[Stored items from a collection]
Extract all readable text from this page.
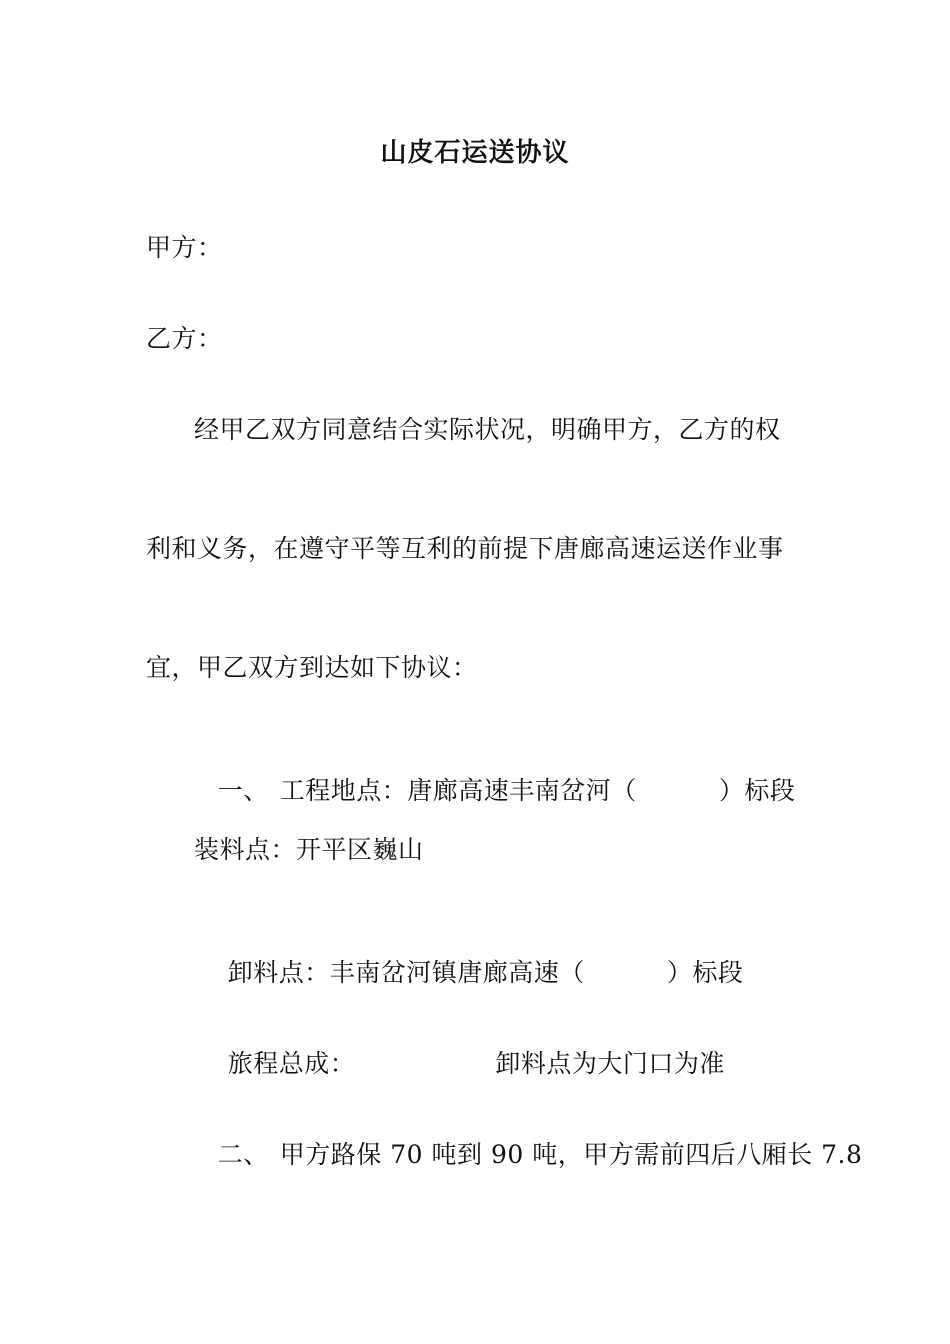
山皮石运送协议
甲方：
乙方：
经甲乙双方同意结合实际状况，明确甲方，乙方的权
利和义务，在遵守平等互利的前提下唐廊高速运送作业事
宜，甲乙双方到达如下协议：

一、 工程地点：唐廊高速丰南岔河（	）标段

装料点：开平区巍山

卸料点：丰南岔河镇唐廊高速（	）标段

旅程总成：	卸料点为大门口为准

二、 甲方路保 70 吨到 90 吨，甲方需前四后八厢长 7.8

Task details:
An exact transcription of all the entries is required, without the pictures.

Exercise response:
Extract all readable text from this page.
山皮石运送协议
甲方：
乙方：
经甲乙双方同意结合实际状况，明确甲方，乙方的权
利和义务，在遵守平等互利的前提下唐廊高速运送作业事
宜，甲乙双方到达如下协议：

一、 工程地点：唐廊高速丰南岔河（	）标段

装料点：开平区巍山

卸料点：丰南岔河镇唐廊高速（	）标段

旅程总成：	卸料点为大门口为准

二、 甲方路保 70 吨到 90 吨，甲方需前四后八厢长 7.8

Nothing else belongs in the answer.